▶ _Problem requirements_
Reproduce the records below in full and exactly, without their images.

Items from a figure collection
————

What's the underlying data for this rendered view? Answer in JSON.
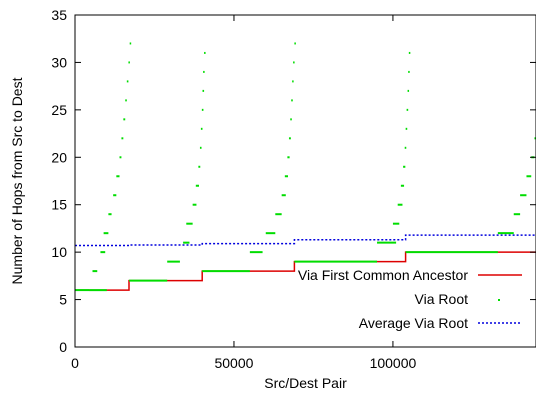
{
  "chart_data": {
    "type": "line",
    "title": "",
    "xlabel": "Src/Dest Pair",
    "ylabel": "Number of Hops from Src to Dest",
    "xlim": [
      0,
      145000
    ],
    "ylim": [
      0,
      35
    ],
    "xticks": [
      0,
      50000,
      100000
    ],
    "xtick_labels": [
      "0",
      "50000",
      "100000"
    ],
    "yticks": [
      0,
      5,
      10,
      15,
      20,
      25,
      30,
      35
    ],
    "ytick_labels": [
      "0",
      "5",
      "10",
      "15",
      "20",
      "25",
      "30",
      "35"
    ],
    "grid": false,
    "legend_position": "bottom-right",
    "series": [
      {
        "name": "Via First Common Ancestor",
        "color": "#dd0000",
        "style": "solid",
        "kind": "step",
        "points": [
          [
            0,
            6
          ],
          [
            17000,
            6
          ],
          [
            17000,
            7
          ],
          [
            40000,
            7
          ],
          [
            40000,
            8
          ],
          [
            69000,
            8
          ],
          [
            69000,
            9
          ],
          [
            104000,
            9
          ],
          [
            104000,
            10
          ],
          [
            145000,
            10
          ]
        ]
      },
      {
        "name": "Via Root",
        "color": "#00dd00",
        "style": "dots",
        "kind": "segments",
        "segments": [
          [
            0,
            4500,
            6
          ],
          [
            4500,
            10000,
            6
          ],
          [
            5500,
            7000,
            8
          ],
          [
            8000,
            9500,
            10
          ],
          [
            9000,
            10500,
            12
          ],
          [
            10500,
            11500,
            14
          ],
          [
            12000,
            13000,
            16
          ],
          [
            13000,
            14000,
            18
          ],
          [
            14000,
            14600,
            20
          ],
          [
            14600,
            15200,
            22
          ],
          [
            15200,
            15800,
            24
          ],
          [
            15800,
            16300,
            26
          ],
          [
            16300,
            16800,
            28
          ],
          [
            16800,
            17100,
            30
          ],
          [
            17200,
            17400,
            32
          ],
          [
            17000,
            29000,
            7
          ],
          [
            29000,
            33000,
            9
          ],
          [
            34000,
            36000,
            11
          ],
          [
            35000,
            37000,
            13
          ],
          [
            37000,
            38200,
            15
          ],
          [
            38000,
            39000,
            17
          ],
          [
            38800,
            39400,
            19
          ],
          [
            39300,
            39800,
            21
          ],
          [
            39600,
            40100,
            23
          ],
          [
            39900,
            40400,
            25
          ],
          [
            40100,
            40600,
            27
          ],
          [
            40300,
            40700,
            29
          ],
          [
            40600,
            40900,
            31
          ],
          [
            40000,
            55000,
            8
          ],
          [
            55000,
            59000,
            10
          ],
          [
            60000,
            63000,
            12
          ],
          [
            63000,
            65000,
            14
          ],
          [
            65000,
            66300,
            16
          ],
          [
            66000,
            67000,
            18
          ],
          [
            66800,
            67500,
            20
          ],
          [
            67300,
            67900,
            22
          ],
          [
            67700,
            68200,
            24
          ],
          [
            68000,
            68500,
            26
          ],
          [
            68300,
            68700,
            28
          ],
          [
            68600,
            69000,
            30
          ],
          [
            69000,
            69300,
            32
          ],
          [
            69000,
            95000,
            9
          ],
          [
            95000,
            101000,
            11
          ],
          [
            100000,
            102000,
            13
          ],
          [
            101500,
            103000,
            15
          ],
          [
            102500,
            103500,
            17
          ],
          [
            103200,
            103900,
            19
          ],
          [
            103700,
            104200,
            21
          ],
          [
            104000,
            104500,
            23
          ],
          [
            104300,
            104800,
            25
          ],
          [
            104600,
            105000,
            27
          ],
          [
            104800,
            105100,
            29
          ],
          [
            105000,
            105300,
            31
          ],
          [
            104000,
            133000,
            10
          ],
          [
            133000,
            138000,
            12
          ],
          [
            138000,
            140000,
            14
          ],
          [
            140000,
            142000,
            16
          ],
          [
            142000,
            143500,
            18
          ],
          [
            143500,
            144500,
            20
          ],
          [
            144500,
            145000,
            22
          ]
        ]
      },
      {
        "name": "Average Via Root",
        "color": "#0000dd",
        "style": "dotted",
        "kind": "step",
        "points": [
          [
            0,
            10.7
          ],
          [
            17000,
            10.7
          ],
          [
            17000,
            10.75
          ],
          [
            40000,
            10.75
          ],
          [
            40000,
            10.9
          ],
          [
            69000,
            10.9
          ],
          [
            69000,
            11.3
          ],
          [
            104000,
            11.3
          ],
          [
            104000,
            11.8
          ],
          [
            145000,
            11.8
          ]
        ]
      }
    ]
  }
}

————

▶ _Task answer_
What's the underlying data for this rendered view? Answer in JSON.
{
  "chart_data": {
    "type": "line",
    "title": "",
    "xlabel": "Src/Dest Pair",
    "ylabel": "Number of Hops from Src to Dest",
    "xlim": [
      0,
      145000
    ],
    "ylim": [
      0,
      35
    ],
    "xticks": [
      0,
      50000,
      100000
    ],
    "xtick_labels": [
      "0",
      "50000",
      "100000"
    ],
    "yticks": [
      0,
      5,
      10,
      15,
      20,
      25,
      30,
      35
    ],
    "ytick_labels": [
      "0",
      "5",
      "10",
      "15",
      "20",
      "25",
      "30",
      "35"
    ],
    "grid": false,
    "legend_position": "bottom-right",
    "series": [
      {
        "name": "Via First Common Ancestor",
        "color": "#dd0000",
        "style": "solid",
        "kind": "step",
        "points": [
          [
            0,
            6
          ],
          [
            17000,
            6
          ],
          [
            17000,
            7
          ],
          [
            40000,
            7
          ],
          [
            40000,
            8
          ],
          [
            69000,
            8
          ],
          [
            69000,
            9
          ],
          [
            104000,
            9
          ],
          [
            104000,
            10
          ],
          [
            145000,
            10
          ]
        ]
      },
      {
        "name": "Via Root",
        "color": "#00dd00",
        "style": "dots",
        "kind": "segments",
        "segments": [
          [
            0,
            4500,
            6
          ],
          [
            4500,
            10000,
            6
          ],
          [
            5500,
            7000,
            8
          ],
          [
            8000,
            9500,
            10
          ],
          [
            9000,
            10500,
            12
          ],
          [
            10500,
            11500,
            14
          ],
          [
            12000,
            13000,
            16
          ],
          [
            13000,
            14000,
            18
          ],
          [
            14000,
            14600,
            20
          ],
          [
            14600,
            15200,
            22
          ],
          [
            15200,
            15800,
            24
          ],
          [
            15800,
            16300,
            26
          ],
          [
            16300,
            16800,
            28
          ],
          [
            16800,
            17100,
            30
          ],
          [
            17200,
            17400,
            32
          ],
          [
            17000,
            29000,
            7
          ],
          [
            29000,
            33000,
            9
          ],
          [
            34000,
            36000,
            11
          ],
          [
            35000,
            37000,
            13
          ],
          [
            37000,
            38200,
            15
          ],
          [
            38000,
            39000,
            17
          ],
          [
            38800,
            39400,
            19
          ],
          [
            39300,
            39800,
            21
          ],
          [
            39600,
            40100,
            23
          ],
          [
            39900,
            40400,
            25
          ],
          [
            40100,
            40600,
            27
          ],
          [
            40300,
            40700,
            29
          ],
          [
            40600,
            40900,
            31
          ],
          [
            40000,
            55000,
            8
          ],
          [
            55000,
            59000,
            10
          ],
          [
            60000,
            63000,
            12
          ],
          [
            63000,
            65000,
            14
          ],
          [
            65000,
            66300,
            16
          ],
          [
            66000,
            67000,
            18
          ],
          [
            66800,
            67500,
            20
          ],
          [
            67300,
            67900,
            22
          ],
          [
            67700,
            68200,
            24
          ],
          [
            68000,
            68500,
            26
          ],
          [
            68300,
            68700,
            28
          ],
          [
            68600,
            69000,
            30
          ],
          [
            69000,
            69300,
            32
          ],
          [
            69000,
            95000,
            9
          ],
          [
            95000,
            101000,
            11
          ],
          [
            100000,
            102000,
            13
          ],
          [
            101500,
            103000,
            15
          ],
          [
            102500,
            103500,
            17
          ],
          [
            103200,
            103900,
            19
          ],
          [
            103700,
            104200,
            21
          ],
          [
            104000,
            104500,
            23
          ],
          [
            104300,
            104800,
            25
          ],
          [
            104600,
            105000,
            27
          ],
          [
            104800,
            105100,
            29
          ],
          [
            105000,
            105300,
            31
          ],
          [
            104000,
            133000,
            10
          ],
          [
            133000,
            138000,
            12
          ],
          [
            138000,
            140000,
            14
          ],
          [
            140000,
            142000,
            16
          ],
          [
            142000,
            143500,
            18
          ],
          [
            143500,
            144500,
            20
          ],
          [
            144500,
            145000,
            22
          ]
        ]
      },
      {
        "name": "Average Via Root",
        "color": "#0000dd",
        "style": "dotted",
        "kind": "step",
        "points": [
          [
            0,
            10.7
          ],
          [
            17000,
            10.7
          ],
          [
            17000,
            10.75
          ],
          [
            40000,
            10.75
          ],
          [
            40000,
            10.9
          ],
          [
            69000,
            10.9
          ],
          [
            69000,
            11.3
          ],
          [
            104000,
            11.3
          ],
          [
            104000,
            11.8
          ],
          [
            145000,
            11.8
          ]
        ]
      }
    ]
  }
}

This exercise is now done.